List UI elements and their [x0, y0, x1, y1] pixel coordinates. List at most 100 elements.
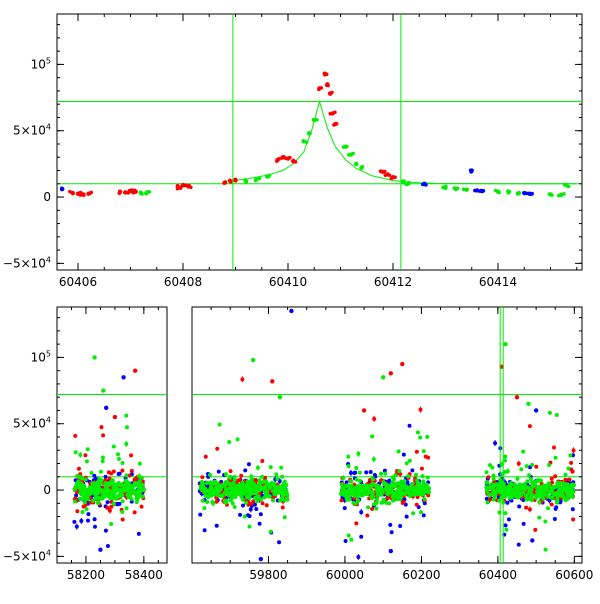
- data-point: [123, 478, 128, 483]
- data-point: [280, 483, 285, 489]
- data-point: [98, 496, 103, 501]
- x-tick-label: 60400: [479, 568, 517, 582]
- data-point: [344, 144, 349, 149]
- data-point: [497, 510, 502, 515]
- data-point: [414, 486, 419, 492]
- data-point: [397, 469, 402, 474]
- data-point: [563, 477, 568, 482]
- data-point: [354, 477, 359, 482]
- data-point: [333, 110, 337, 115]
- data-point: [93, 476, 98, 481]
- data-point: [524, 505, 529, 510]
- data-point: [227, 491, 232, 496]
- data-point: [488, 497, 493, 502]
- data-point: [543, 547, 548, 552]
- outlier-point: [258, 556, 264, 562]
- data-point: [491, 476, 496, 481]
- data-point: [129, 468, 134, 473]
- data-point: [272, 492, 277, 497]
- data-point: [343, 539, 348, 544]
- data-point: [405, 182, 410, 187]
- data-point: [411, 511, 416, 516]
- data-point: [254, 507, 259, 512]
- data-point: [85, 497, 90, 502]
- data-point: [372, 416, 377, 421]
- data-point: [198, 512, 203, 517]
- data-point: [116, 471, 121, 476]
- data-point: [251, 499, 256, 504]
- data-point: [133, 481, 138, 486]
- data-point: [125, 425, 130, 430]
- data-point: [132, 477, 137, 482]
- data-point: [560, 485, 566, 491]
- data-point: [120, 517, 125, 522]
- outlier-point: [388, 548, 394, 554]
- data-point: [452, 186, 457, 190]
- data-point: [129, 188, 134, 192]
- data-point: [370, 507, 375, 512]
- data-point: [106, 493, 111, 499]
- outlier-point: [92, 355, 97, 360]
- data-point: [90, 485, 96, 490]
- data-point: [200, 486, 206, 491]
- data-point: [134, 500, 139, 505]
- data-point: [420, 474, 425, 479]
- data-point: [420, 182, 425, 187]
- data-point: [280, 156, 284, 160]
- data-point: [550, 480, 555, 485]
- data-point: [247, 484, 252, 489]
- data-point: [503, 454, 508, 459]
- data-point: [77, 474, 82, 479]
- data-point: [283, 156, 288, 161]
- data-point: [216, 469, 221, 474]
- data-point: [425, 434, 430, 439]
- data-point: [554, 413, 559, 418]
- data-point: [484, 485, 489, 490]
- data-point: [426, 488, 431, 494]
- data-point: [481, 188, 486, 193]
- data-point: [99, 425, 104, 430]
- data-point: [223, 480, 229, 485]
- data-point: [74, 524, 79, 529]
- data-point: [421, 449, 426, 454]
- data-point: [90, 498, 95, 503]
- data-point: [493, 441, 498, 446]
- data-point: [455, 186, 460, 191]
- data-point: [140, 487, 146, 492]
- x-tick-label: 60412: [374, 275, 412, 289]
- data-point: [244, 180, 248, 185]
- data-point: [78, 193, 83, 197]
- data-point: [562, 182, 567, 187]
- data-point: [349, 483, 354, 488]
- data-point: [401, 452, 406, 457]
- data-point: [388, 522, 393, 527]
- data-point: [351, 151, 355, 156]
- data-point: [537, 515, 542, 520]
- y-tick-label: 0: [43, 190, 51, 204]
- data-point: [215, 446, 220, 451]
- data-point: [342, 506, 347, 511]
- data-point: [354, 521, 359, 526]
- data-point: [72, 499, 77, 504]
- data-point: [137, 461, 142, 466]
- data-point: [266, 174, 271, 179]
- x-tick-label: 60406: [59, 275, 97, 289]
- data-point: [549, 476, 554, 481]
- data-point: [334, 121, 339, 126]
- model-curve: [224, 99, 577, 185]
- data-point: [75, 509, 80, 514]
- data-point: [76, 466, 81, 471]
- data-point: [328, 92, 333, 96]
- data-point: [371, 457, 376, 462]
- data-point: [235, 491, 241, 497]
- outlier-point: [400, 361, 405, 367]
- data-point: [399, 485, 405, 491]
- data-point: [74, 493, 79, 498]
- data-point: [232, 475, 237, 480]
- data-point: [261, 486, 266, 491]
- data-point: [124, 441, 129, 446]
- data-point: [418, 407, 423, 412]
- data-point: [383, 173, 388, 178]
- data-point: [105, 543, 110, 548]
- data-point: [103, 474, 108, 479]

> **Stated task**: Format the lines of the listing as a numbered list, starting at the line that contains "- data-point: [123, 478, 128, 483]" and ending at the line that contains "- data-point: [414, 486, 419, 492]", both included. Leave out any blank lines.

> **Exercise answer**:
1. - data-point: [123, 478, 128, 483]
2. - data-point: [280, 483, 285, 489]
3. - data-point: [98, 496, 103, 501]
4. - x-tick-label: 60400: [479, 568, 517, 582]
5. - data-point: [344, 144, 349, 149]
6. - data-point: [497, 510, 502, 515]
7. - data-point: [414, 486, 419, 492]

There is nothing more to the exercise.